EXTRACTED MATERIAL:
*****

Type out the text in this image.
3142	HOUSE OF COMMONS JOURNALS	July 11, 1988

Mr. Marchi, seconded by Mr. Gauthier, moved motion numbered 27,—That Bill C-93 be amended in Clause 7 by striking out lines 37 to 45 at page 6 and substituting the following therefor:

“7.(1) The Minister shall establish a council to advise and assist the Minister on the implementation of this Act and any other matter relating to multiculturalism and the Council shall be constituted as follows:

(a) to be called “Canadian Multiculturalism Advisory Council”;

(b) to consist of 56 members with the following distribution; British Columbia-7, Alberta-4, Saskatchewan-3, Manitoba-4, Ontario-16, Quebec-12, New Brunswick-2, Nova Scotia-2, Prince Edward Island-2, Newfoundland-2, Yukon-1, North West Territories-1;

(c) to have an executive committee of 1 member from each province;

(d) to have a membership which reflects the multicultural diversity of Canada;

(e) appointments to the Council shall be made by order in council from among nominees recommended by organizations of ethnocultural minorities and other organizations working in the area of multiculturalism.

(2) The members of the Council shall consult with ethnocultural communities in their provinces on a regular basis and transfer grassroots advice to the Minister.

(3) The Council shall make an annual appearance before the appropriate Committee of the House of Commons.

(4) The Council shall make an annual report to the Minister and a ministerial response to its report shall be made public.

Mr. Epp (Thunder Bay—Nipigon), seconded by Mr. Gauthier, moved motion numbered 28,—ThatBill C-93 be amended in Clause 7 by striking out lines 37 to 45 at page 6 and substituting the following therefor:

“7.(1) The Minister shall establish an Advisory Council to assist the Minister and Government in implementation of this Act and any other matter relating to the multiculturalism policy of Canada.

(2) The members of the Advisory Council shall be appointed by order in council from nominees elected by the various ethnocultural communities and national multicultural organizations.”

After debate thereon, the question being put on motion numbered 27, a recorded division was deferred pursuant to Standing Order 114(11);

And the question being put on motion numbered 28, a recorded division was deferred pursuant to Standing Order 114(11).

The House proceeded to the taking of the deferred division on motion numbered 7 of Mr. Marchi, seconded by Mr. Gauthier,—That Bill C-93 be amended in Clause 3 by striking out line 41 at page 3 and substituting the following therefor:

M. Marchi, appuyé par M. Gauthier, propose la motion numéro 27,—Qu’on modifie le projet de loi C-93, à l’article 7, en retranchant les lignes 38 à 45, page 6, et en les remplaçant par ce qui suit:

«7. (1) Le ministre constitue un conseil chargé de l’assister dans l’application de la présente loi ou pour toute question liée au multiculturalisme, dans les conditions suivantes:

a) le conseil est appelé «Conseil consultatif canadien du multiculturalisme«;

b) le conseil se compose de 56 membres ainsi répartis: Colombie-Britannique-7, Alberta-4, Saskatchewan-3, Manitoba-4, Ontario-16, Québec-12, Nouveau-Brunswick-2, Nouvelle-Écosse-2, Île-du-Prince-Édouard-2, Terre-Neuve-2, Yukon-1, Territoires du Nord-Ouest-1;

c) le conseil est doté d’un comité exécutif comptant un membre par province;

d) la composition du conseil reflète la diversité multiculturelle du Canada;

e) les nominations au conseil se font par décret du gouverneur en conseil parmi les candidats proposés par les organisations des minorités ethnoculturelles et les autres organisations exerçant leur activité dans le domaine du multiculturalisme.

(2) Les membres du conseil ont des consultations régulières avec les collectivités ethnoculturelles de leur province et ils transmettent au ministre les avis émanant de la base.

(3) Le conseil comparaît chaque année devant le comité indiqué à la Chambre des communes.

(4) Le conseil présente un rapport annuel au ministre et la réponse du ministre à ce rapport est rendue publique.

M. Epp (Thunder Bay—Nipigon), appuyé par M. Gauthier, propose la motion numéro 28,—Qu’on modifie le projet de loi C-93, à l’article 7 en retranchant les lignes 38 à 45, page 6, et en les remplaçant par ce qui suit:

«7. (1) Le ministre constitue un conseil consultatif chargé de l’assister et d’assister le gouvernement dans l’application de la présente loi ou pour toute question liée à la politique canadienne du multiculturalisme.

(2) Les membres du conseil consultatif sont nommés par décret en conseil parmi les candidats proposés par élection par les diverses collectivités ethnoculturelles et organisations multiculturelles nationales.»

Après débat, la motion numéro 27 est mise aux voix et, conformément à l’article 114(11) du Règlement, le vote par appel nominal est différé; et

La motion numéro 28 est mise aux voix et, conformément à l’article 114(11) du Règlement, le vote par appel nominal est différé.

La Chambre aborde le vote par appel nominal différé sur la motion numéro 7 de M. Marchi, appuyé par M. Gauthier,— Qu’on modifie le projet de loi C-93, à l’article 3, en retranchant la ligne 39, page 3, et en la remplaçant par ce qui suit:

*****

DO THIS: Extract the complete set of records unchanged.

SOLUTION TO THE PROBLEM:
Type out the text in this image.
3142	HOUSE OF COMMONS JOURNALS	July 11, 1988

Mr. Marchi, seconded by Mr. Gauthier, moved motion numbered 27,—That Bill C-93 be amended in Clause 7 by striking out lines 37 to 45 at page 6 and substituting the following therefor:

“7.(1) The Minister shall establish a council to advise and assist the Minister on the implementation of this Act and any other matter relating to multiculturalism and the Council shall be constituted as follows:

(a) to be called “Canadian Multiculturalism Advisory Council”;

(b) to consist of 56 members with the following distribution; British Columbia-7, Alberta-4, Saskatchewan-3, Manitoba-4, Ontario-16, Quebec-12, New Brunswick-2, Nova Scotia-2, Prince Edward Island-2, Newfoundland-2, Yukon-1, North West Territories-1;

(c) to have an executive committee of 1 member from each province;

(d) to have a membership which reflects the multicultural diversity of Canada;

(e) appointments to the Council shall be made by order in council from among nominees recommended by organizations of ethnocultural minorities and other organizations working in the area of multiculturalism.

(2) The members of the Council shall consult with ethnocultural communities in their provinces on a regular basis and transfer grassroots advice to the Minister.

(3) The Council shall make an annual appearance before the appropriate Committee of the House of Commons.

(4) The Council shall make an annual report to the Minister and a ministerial response to its report shall be made public.

Mr. Epp (Thunder Bay—Nipigon), seconded by Mr. Gauthier, moved motion numbered 28,—ThatBill C-93 be amended in Clause 7 by striking out lines 37 to 45 at page 6 and substituting the following therefor:

“7.(1) The Minister shall establish an Advisory Council to assist the Minister and Government in implementation of this Act and any other matter relating to the multiculturalism policy of Canada.

(2) The members of the Advisory Council shall be appointed by order in council from nominees elected by the various ethnocultural communities and national multicultural organizations.”

After debate thereon, the question being put on motion numbered 27, a recorded division was deferred pursuant to Standing Order 114(11);

And the question being put on motion numbered 28, a recorded division was deferred pursuant to Standing Order 114(11).

The House proceeded to the taking of the deferred division on motion numbered 7 of Mr. Marchi, seconded by Mr. Gauthier,—That Bill C-93 be amended in Clause 3 by striking out line 41 at page 3 and substituting the following therefor:

M. Marchi, appuyé par M. Gauthier, propose la motion numéro 27,—Qu’on modifie le projet de loi C-93, à l’article 7, en retranchant les lignes 38 à 45, page 6, et en les remplaçant par ce qui suit:

«7. (1) Le ministre constitue un conseil chargé de l’assister dans l’application de la présente loi ou pour toute question liée au multiculturalisme, dans les conditions suivantes:

a) le conseil est appelé «Conseil consultatif canadien du multiculturalisme«;

b) le conseil se compose de 56 membres ainsi répartis: Colombie-Britannique-7, Alberta-4, Saskatchewan-3, Manitoba-4, Ontario-16, Québec-12, Nouveau-Brunswick-2, Nouvelle-Écosse-2, Île-du-Prince-Édouard-2, Terre-Neuve-2, Yukon-1, Territoires du Nord-Ouest-1;

c) le conseil est doté d’un comité exécutif comptant un membre par province;

d) la composition du conseil reflète la diversité multiculturelle du Canada;

e) les nominations au conseil se font par décret du gouverneur en conseil parmi les candidats proposés par les organisations des minorités ethnoculturelles et les autres organisations exerçant leur activité dans le domaine du multiculturalisme.

(2) Les membres du conseil ont des consultations régulières avec les collectivités ethnoculturelles de leur province et ils transmettent au ministre les avis émanant de la base.

(3) Le conseil comparaît chaque année devant le comité indiqué à la Chambre des communes.

(4) Le conseil présente un rapport annuel au ministre et la réponse du ministre à ce rapport est rendue publique.

M. Epp (Thunder Bay—Nipigon), appuyé par M. Gauthier, propose la motion numéro 28,—Qu’on modifie le projet de loi C-93, à l’article 7 en retranchant les lignes 38 à 45, page 6, et en les remplaçant par ce qui suit:

«7. (1) Le ministre constitue un conseil consultatif chargé de l’assister et d’assister le gouvernement dans l’application de la présente loi ou pour toute question liée à la politique canadienne du multiculturalisme.

(2) Les membres du conseil consultatif sont nommés par décret en conseil parmi les candidats proposés par élection par les diverses collectivités ethnoculturelles et organisations multiculturelles nationales.»

Après débat, la motion numéro 27 est mise aux voix et, conformément à l’article 114(11) du Règlement, le vote par appel nominal est différé; et

La motion numéro 28 est mise aux voix et, conformément à l’article 114(11) du Règlement, le vote par appel nominal est différé.

La Chambre aborde le vote par appel nominal différé sur la motion numéro 7 de M. Marchi, appuyé par M. Gauthier,— Qu’on modifie le projet de loi C-93, à l’article 3, en retranchant la ligne 39, page 3, et en la remplaçant par ce qui suit:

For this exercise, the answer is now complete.